▶ _Set problem_: Answer with a single number: how many lines in the listing below include "central"?

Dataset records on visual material
== == ==

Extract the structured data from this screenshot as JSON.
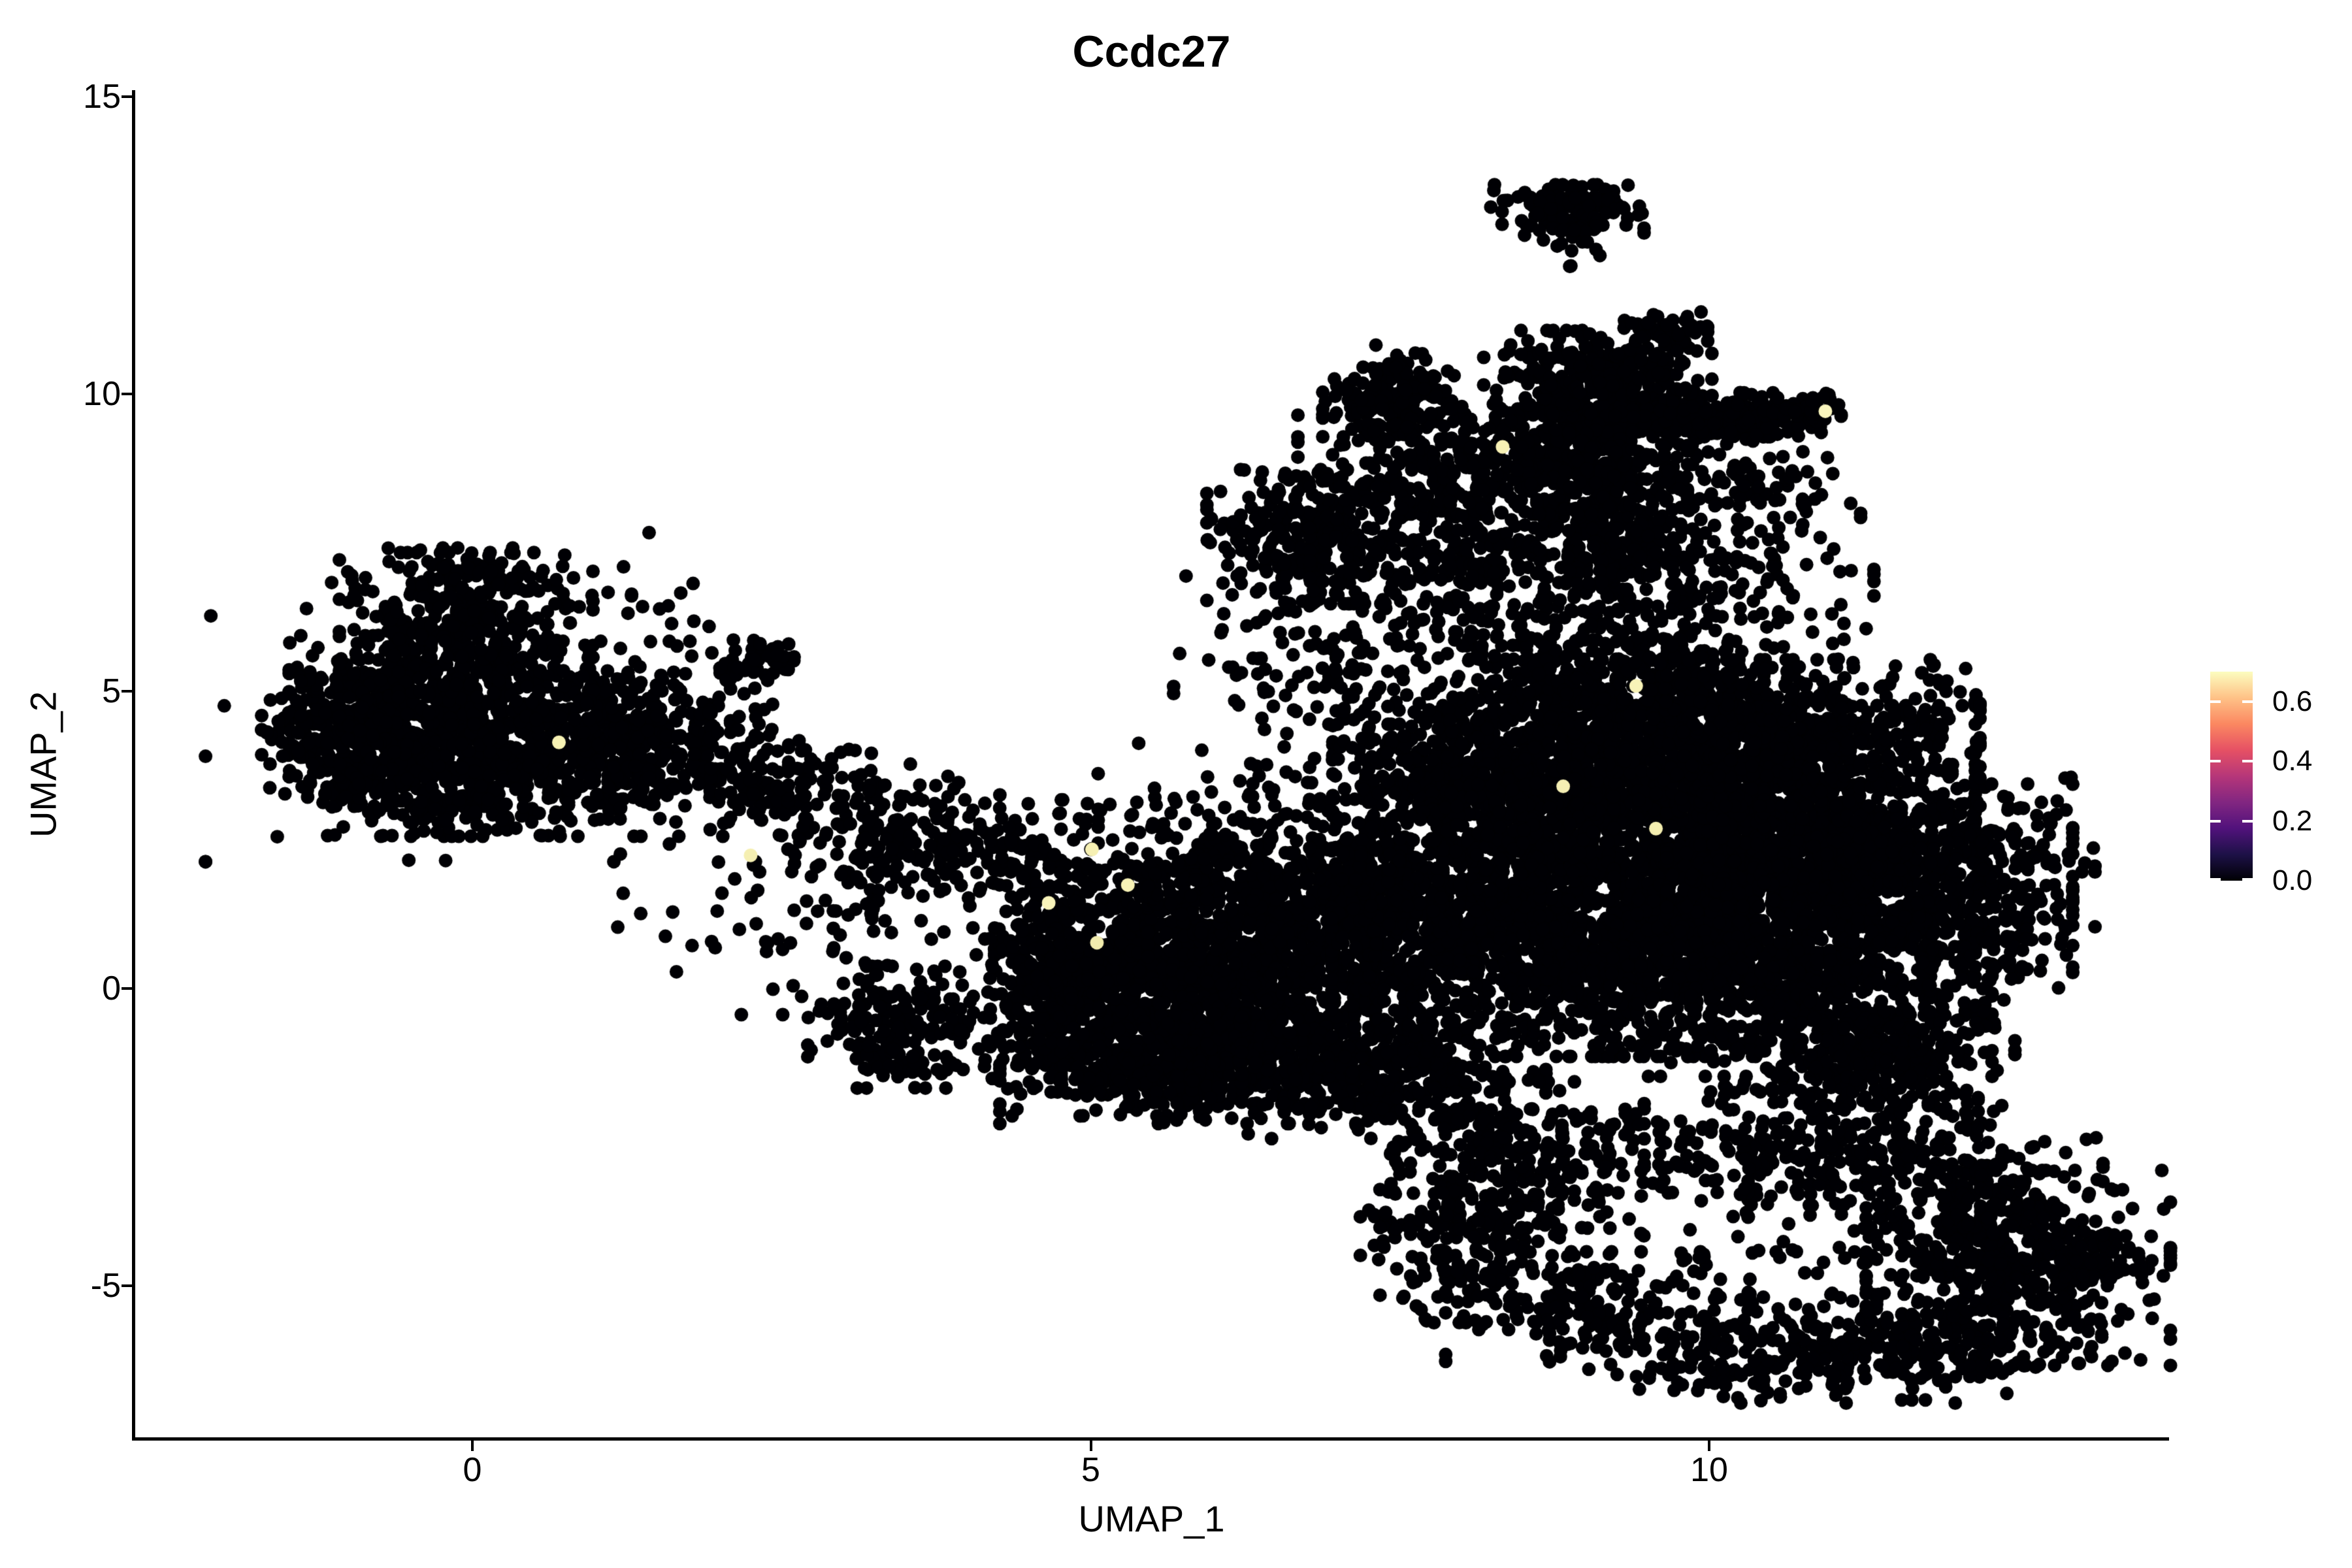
{
  "figure": {
    "title": "Ccdc27"
  },
  "chart_data": {
    "type": "scatter",
    "title": "Ccdc27",
    "subtitle": "",
    "xlabel": "UMAP_1",
    "ylabel": "UMAP_2",
    "x_ticks": [
      0,
      5,
      10
    ],
    "y_ticks": [
      15,
      10,
      5,
      0,
      -5
    ],
    "xlim": [
      -2.74,
      13.7
    ],
    "ylim": [
      -7.6,
      15.1
    ],
    "grid": false,
    "background": "#ffffff",
    "axis_color": "#000000",
    "point_color_low": "#000004",
    "point_radius_px": 10.5,
    "n_points_approx": 17300,
    "legend": {
      "position": "right",
      "orientation": "vertical",
      "breaks": [
        "0.6",
        "0.4",
        "0.2",
        "0.0"
      ],
      "break_values": [
        0.6,
        0.4,
        0.2,
        0.0
      ],
      "range": [
        0.0,
        0.7
      ],
      "palette": "magma",
      "gradient": [
        "#000004",
        "#1D1147",
        "#51127C",
        "#822681",
        "#B63679",
        "#E65164",
        "#FB8861",
        "#FEC287",
        "#FCFDBF"
      ],
      "tick_color": "#FFFFFF"
    },
    "clusters": [
      {
        "id": "left-core",
        "cx": -0.62,
        "cy": 4.5,
        "sx": 0.42,
        "sy": 0.7,
        "n": 380
      },
      {
        "id": "left-upper-lobe",
        "cx": -0.05,
        "cy": 6.0,
        "sx": 0.5,
        "sy": 0.65,
        "n": 340
      },
      {
        "id": "left-mid",
        "cx": 0.55,
        "cy": 4.2,
        "sx": 0.75,
        "sy": 0.8,
        "n": 520
      },
      {
        "id": "left-bottom",
        "cx": -0.35,
        "cy": 3.35,
        "sx": 0.55,
        "sy": 0.38,
        "n": 180
      },
      {
        "id": "left-tip",
        "cx": -1.15,
        "cy": 4.3,
        "sx": 0.27,
        "sy": 0.5,
        "n": 160
      },
      {
        "id": "left-right-tail",
        "cx": 1.3,
        "cy": 4.4,
        "sx": 0.55,
        "sy": 0.45,
        "n": 210
      },
      {
        "id": "left-halo",
        "cx": 0.2,
        "cy": 4.9,
        "sx": 1.15,
        "sy": 1.35,
        "n": 130
      },
      {
        "id": "left-satellite",
        "cx": 2.33,
        "cy": 5.55,
        "sx": 0.16,
        "sy": 0.2,
        "n": 40
      },
      {
        "id": "left-upper-dots",
        "cx": 1.3,
        "cy": 6.3,
        "sx": 0.25,
        "sy": 0.25,
        "n": 10
      },
      {
        "id": "left-top-fringe",
        "cx": 0.1,
        "cy": 7.0,
        "sx": 0.35,
        "sy": 0.2,
        "n": 40
      },
      {
        "id": "bridge-band",
        "cx": 2.2,
        "cy": 3.5,
        "sx": 0.8,
        "sy": 0.38,
        "n": 210,
        "rot": -20
      },
      {
        "id": "bridge-mid",
        "cx": 3.4,
        "cy": 2.6,
        "sx": 0.55,
        "sy": 0.4,
        "n": 120
      },
      {
        "id": "bridge-right",
        "cx": 4.3,
        "cy": 2.25,
        "sx": 0.5,
        "sy": 0.45,
        "n": 140
      },
      {
        "id": "bridge-low-clump",
        "cx": 3.45,
        "cy": -0.65,
        "sx": 0.36,
        "sy": 0.5,
        "n": 190
      },
      {
        "id": "bridge-sparse-a",
        "cx": 2.0,
        "cy": 1.2,
        "sx": 0.6,
        "sy": 0.6,
        "n": 25
      },
      {
        "id": "bridge-sparse-b",
        "cx": 3.2,
        "cy": 1.2,
        "sx": 0.5,
        "sy": 0.8,
        "n": 60
      },
      {
        "id": "central-a",
        "cx": 5.35,
        "cy": 0.35,
        "sx": 0.55,
        "sy": 0.8,
        "n": 520
      },
      {
        "id": "central-b",
        "cx": 6.4,
        "cy": -0.3,
        "sx": 0.8,
        "sy": 0.8,
        "n": 780
      },
      {
        "id": "central-bottom",
        "cx": 5.7,
        "cy": -1.35,
        "sx": 0.7,
        "sy": 0.45,
        "n": 450
      },
      {
        "id": "central-upper-right",
        "cx": 7.0,
        "cy": 1.3,
        "sx": 0.75,
        "sy": 0.6,
        "n": 430
      },
      {
        "id": "central-top",
        "cx": 6.1,
        "cy": 1.85,
        "sx": 0.7,
        "sy": 0.45,
        "n": 280
      },
      {
        "id": "central-br-tail",
        "cx": 7.45,
        "cy": -1.5,
        "sx": 0.6,
        "sy": 0.5,
        "n": 280
      },
      {
        "id": "central-left-wedge",
        "cx": 4.62,
        "cy": 0.0,
        "sx": 0.22,
        "sy": 0.85,
        "n": 210
      },
      {
        "id": "central-top-sparse",
        "cx": 6.7,
        "cy": 3.1,
        "sx": 0.8,
        "sy": 0.5,
        "n": 100
      },
      {
        "id": "central-down-trail",
        "cx": 8.0,
        "cy": -3.7,
        "sx": 0.4,
        "sy": 0.8,
        "n": 100
      },
      {
        "id": "right-core",
        "cx": 10.0,
        "cy": 2.4,
        "sx": 1.05,
        "sy": 1.15,
        "n": 1900
      },
      {
        "id": "right-lower-left",
        "cx": 9.0,
        "cy": 0.6,
        "sx": 1.0,
        "sy": 0.85,
        "n": 1100
      },
      {
        "id": "right-east",
        "cx": 11.3,
        "cy": 1.6,
        "sx": 0.8,
        "sy": 1.0,
        "n": 850
      },
      {
        "id": "right-upper-left",
        "cx": 8.7,
        "cy": 4.0,
        "sx": 0.85,
        "sy": 0.75,
        "n": 750
      },
      {
        "id": "right-upper-right",
        "cx": 10.55,
        "cy": 4.3,
        "sx": 0.8,
        "sy": 0.6,
        "n": 550
      },
      {
        "id": "right-lower-lobe",
        "cx": 10.75,
        "cy": -0.35,
        "sx": 0.75,
        "sy": 0.55,
        "n": 420
      },
      {
        "id": "right-west",
        "cx": 8.0,
        "cy": 2.6,
        "sx": 0.6,
        "sy": 0.9,
        "n": 480
      },
      {
        "id": "right-top",
        "cx": 9.45,
        "cy": 5.4,
        "sx": 0.8,
        "sy": 0.5,
        "n": 330
      },
      {
        "id": "right-east-fringe",
        "cx": 12.3,
        "cy": 1.8,
        "sx": 0.4,
        "sy": 0.8,
        "n": 90
      },
      {
        "id": "right-se-horn",
        "cx": 11.55,
        "cy": -1.1,
        "sx": 0.45,
        "sy": 0.35,
        "n": 130
      },
      {
        "id": "upper-clump",
        "cx": 7.45,
        "cy": 9.9,
        "sx": 0.28,
        "sy": 0.45,
        "n": 190
      },
      {
        "id": "upper-left-blob",
        "cx": 6.8,
        "cy": 7.6,
        "sx": 0.42,
        "sy": 0.55,
        "n": 270
      },
      {
        "id": "upper-mid",
        "cx": 8.0,
        "cy": 7.3,
        "sx": 0.6,
        "sy": 0.75,
        "n": 340
      },
      {
        "id": "upper-right-band",
        "cx": 9.25,
        "cy": 7.5,
        "sx": 0.3,
        "sy": 0.7,
        "n": 220
      },
      {
        "id": "upper-saddle-sparse",
        "cx": 6.9,
        "cy": 5.4,
        "sx": 0.6,
        "sy": 0.75,
        "n": 130
      },
      {
        "id": "upper-between",
        "cx": 7.7,
        "cy": 8.7,
        "sx": 0.5,
        "sy": 0.5,
        "n": 120
      },
      {
        "id": "upper-east-sparse",
        "cx": 10.0,
        "cy": 7.0,
        "sx": 0.65,
        "sy": 0.6,
        "n": 140
      },
      {
        "id": "upper-east-mid",
        "cx": 10.2,
        "cy": 8.5,
        "sx": 0.5,
        "sy": 0.45,
        "n": 100
      },
      {
        "id": "topright-band-w",
        "cx": 9.4,
        "cy": 9.6,
        "sx": 0.55,
        "sy": 0.22,
        "n": 260
      },
      {
        "id": "topright-band-e",
        "cx": 10.35,
        "cy": 9.65,
        "sx": 0.35,
        "sy": 0.18,
        "n": 140
      },
      {
        "id": "topright-tip",
        "cx": 10.8,
        "cy": 9.7,
        "sx": 0.12,
        "sy": 0.12,
        "n": 30
      },
      {
        "id": "topright-upper",
        "cx": 9.1,
        "cy": 10.35,
        "sx": 0.45,
        "sy": 0.35,
        "n": 250
      },
      {
        "id": "topright-arm",
        "cx": 9.64,
        "cy": 11.05,
        "sx": 0.17,
        "sy": 0.16,
        "n": 55
      },
      {
        "id": "topright-lower",
        "cx": 8.8,
        "cy": 8.9,
        "sx": 0.5,
        "sy": 0.45,
        "n": 280
      },
      {
        "id": "top-clump",
        "cx": 8.85,
        "cy": 13.15,
        "sx": 0.3,
        "sy": 0.18,
        "n": 105
      },
      {
        "id": "top-clump-lower",
        "cx": 8.9,
        "cy": 12.7,
        "sx": 0.28,
        "sy": 0.2,
        "n": 40
      },
      {
        "id": "top-stray",
        "cx": 8.8,
        "cy": 12.1,
        "sx": 0.04,
        "sy": 0.04,
        "n": 2
      },
      {
        "id": "ring-nw",
        "cx": 8.45,
        "cy": -2.8,
        "sx": 0.5,
        "sy": 0.6,
        "n": 220
      },
      {
        "id": "ring-w",
        "cx": 8.2,
        "cy": -4.2,
        "sx": 0.42,
        "sy": 0.75,
        "n": 140
      },
      {
        "id": "ring-sw",
        "cx": 9.1,
        "cy": -5.35,
        "sx": 0.6,
        "sy": 0.45,
        "n": 170
      },
      {
        "id": "ring-s",
        "cx": 10.35,
        "cy": -6.05,
        "sx": 0.8,
        "sy": 0.45,
        "n": 210
      },
      {
        "id": "ring-se",
        "cx": 11.55,
        "cy": -6.1,
        "sx": 0.7,
        "sy": 0.4,
        "n": 190
      },
      {
        "id": "ring-e-mass",
        "cx": 12.5,
        "cy": -4.7,
        "sx": 0.6,
        "sy": 0.8,
        "n": 520
      },
      {
        "id": "ring-e-tip",
        "cx": 13.1,
        "cy": -4.6,
        "sx": 0.2,
        "sy": 0.25,
        "n": 60
      },
      {
        "id": "ring-ne",
        "cx": 11.75,
        "cy": -3.2,
        "sx": 0.7,
        "sy": 0.6,
        "n": 250
      },
      {
        "id": "ring-n",
        "cx": 10.45,
        "cy": -2.6,
        "sx": 0.8,
        "sy": 0.42,
        "n": 190
      },
      {
        "id": "ring-interior",
        "cx": 10.35,
        "cy": -4.2,
        "sx": 0.95,
        "sy": 0.75,
        "n": 60
      },
      {
        "id": "ring-neck",
        "cx": 11.15,
        "cy": -1.5,
        "sx": 0.5,
        "sy": 0.45,
        "n": 140
      }
    ],
    "highlight_points": [
      {
        "x": 0.7,
        "y": 4.14,
        "value": 0.65,
        "color": "#f7f2b4"
      },
      {
        "x": 2.25,
        "y": 2.24,
        "value": 0.63,
        "color": "#f5efb2"
      },
      {
        "x": 4.66,
        "y": 1.44,
        "value": 0.66,
        "color": "#f9f4bb"
      },
      {
        "x": 5.05,
        "y": 0.77,
        "value": 0.62,
        "color": "#f2ecae"
      },
      {
        "x": 5.3,
        "y": 1.74,
        "value": 0.65,
        "color": "#f7f2b6"
      },
      {
        "x": 5.01,
        "y": 2.34,
        "value": 0.64,
        "color": "#f6f0b3"
      },
      {
        "x": 8.82,
        "y": 3.4,
        "value": 0.64,
        "color": "#f5efb4"
      },
      {
        "x": 9.41,
        "y": 5.09,
        "value": 0.66,
        "color": "#f8f3b8"
      },
      {
        "x": 9.57,
        "y": 2.69,
        "value": 0.63,
        "color": "#f4eeb0"
      },
      {
        "x": 8.33,
        "y": 9.11,
        "value": 0.65,
        "color": "#f7f1b5"
      },
      {
        "x": 10.94,
        "y": 9.71,
        "value": 0.7,
        "color": "#faf6be"
      }
    ]
  }
}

== == ==

▶ _Task output_: 9